• _DIRECTION_: Do not carry the pictures over; copy every other part of the entries exactly.

• _DATA SECTION_:
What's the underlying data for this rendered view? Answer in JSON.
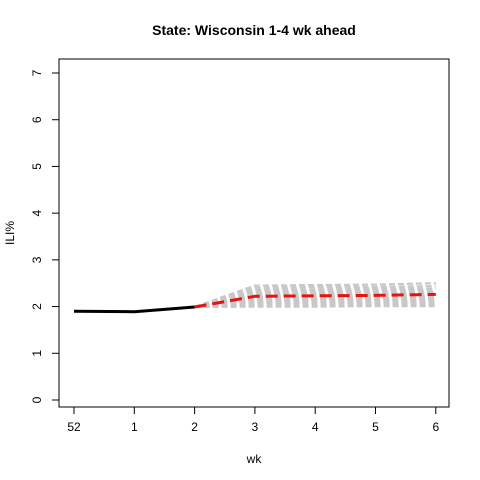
{
  "chart_data": {
    "type": "line",
    "title": "State: Wisconsin 1-4 wk ahead",
    "xlabel": "wk",
    "ylabel": "ILI%",
    "x_tick_labels": [
      "52",
      "1",
      "2",
      "3",
      "4",
      "5",
      "6"
    ],
    "y_ticks": [
      0,
      1,
      2,
      3,
      4,
      5,
      6,
      7
    ],
    "ylim": [
      0,
      7
    ],
    "grid": false,
    "series": [
      {
        "role": "observed",
        "color": "#000000",
        "style": "solid",
        "points": [
          [
            0,
            1.9
          ],
          [
            1,
            1.89
          ],
          [
            2,
            1.99
          ]
        ]
      },
      {
        "role": "forecast",
        "color": "#e8120f",
        "style": "dashed",
        "points": [
          [
            2,
            1.99
          ],
          [
            3,
            2.22
          ],
          [
            4,
            2.23
          ],
          [
            5,
            2.24
          ],
          [
            6,
            2.26
          ]
        ]
      }
    ],
    "ensemble": {
      "color": "#c8c8c8",
      "style": "dashed",
      "start": [
        2,
        1.99
      ],
      "members": [
        [
          2.45,
          2.46,
          2.47,
          2.5
        ],
        [
          2.4,
          2.42,
          2.42,
          2.44
        ],
        [
          2.36,
          2.37,
          2.38,
          2.39
        ],
        [
          2.32,
          2.33,
          2.34,
          2.35
        ],
        [
          2.28,
          2.29,
          2.3,
          2.31
        ],
        [
          2.25,
          2.26,
          2.27,
          2.28
        ],
        [
          2.22,
          2.23,
          2.24,
          2.25
        ],
        [
          2.19,
          2.2,
          2.2,
          2.21
        ],
        [
          2.16,
          2.17,
          2.17,
          2.18
        ],
        [
          2.13,
          2.14,
          2.14,
          2.15
        ],
        [
          2.1,
          2.11,
          2.11,
          2.12
        ],
        [
          2.07,
          2.08,
          2.08,
          2.09
        ],
        [
          2.04,
          2.04,
          2.05,
          2.05
        ],
        [
          2.0,
          2.0,
          2.01,
          2.01
        ]
      ]
    }
  }
}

• _WRITTEN RESPONSE_:
What's the underlying data for this rendered view? Answer in JSON.
{
  "chart_data": {
    "type": "line",
    "title": "State: Wisconsin 1-4 wk ahead",
    "xlabel": "wk",
    "ylabel": "ILI%",
    "x_tick_labels": [
      "52",
      "1",
      "2",
      "3",
      "4",
      "5",
      "6"
    ],
    "y_ticks": [
      0,
      1,
      2,
      3,
      4,
      5,
      6,
      7
    ],
    "ylim": [
      0,
      7
    ],
    "grid": false,
    "series": [
      {
        "role": "observed",
        "color": "#000000",
        "style": "solid",
        "points": [
          [
            0,
            1.9
          ],
          [
            1,
            1.89
          ],
          [
            2,
            1.99
          ]
        ]
      },
      {
        "role": "forecast",
        "color": "#e8120f",
        "style": "dashed",
        "points": [
          [
            2,
            1.99
          ],
          [
            3,
            2.22
          ],
          [
            4,
            2.23
          ],
          [
            5,
            2.24
          ],
          [
            6,
            2.26
          ]
        ]
      }
    ],
    "ensemble": {
      "color": "#c8c8c8",
      "style": "dashed",
      "start": [
        2,
        1.99
      ],
      "members": [
        [
          2.45,
          2.46,
          2.47,
          2.5
        ],
        [
          2.4,
          2.42,
          2.42,
          2.44
        ],
        [
          2.36,
          2.37,
          2.38,
          2.39
        ],
        [
          2.32,
          2.33,
          2.34,
          2.35
        ],
        [
          2.28,
          2.29,
          2.3,
          2.31
        ],
        [
          2.25,
          2.26,
          2.27,
          2.28
        ],
        [
          2.22,
          2.23,
          2.24,
          2.25
        ],
        [
          2.19,
          2.2,
          2.2,
          2.21
        ],
        [
          2.16,
          2.17,
          2.17,
          2.18
        ],
        [
          2.13,
          2.14,
          2.14,
          2.15
        ],
        [
          2.1,
          2.11,
          2.11,
          2.12
        ],
        [
          2.07,
          2.08,
          2.08,
          2.09
        ],
        [
          2.04,
          2.04,
          2.05,
          2.05
        ],
        [
          2.0,
          2.0,
          2.01,
          2.01
        ]
      ]
    }
  }
}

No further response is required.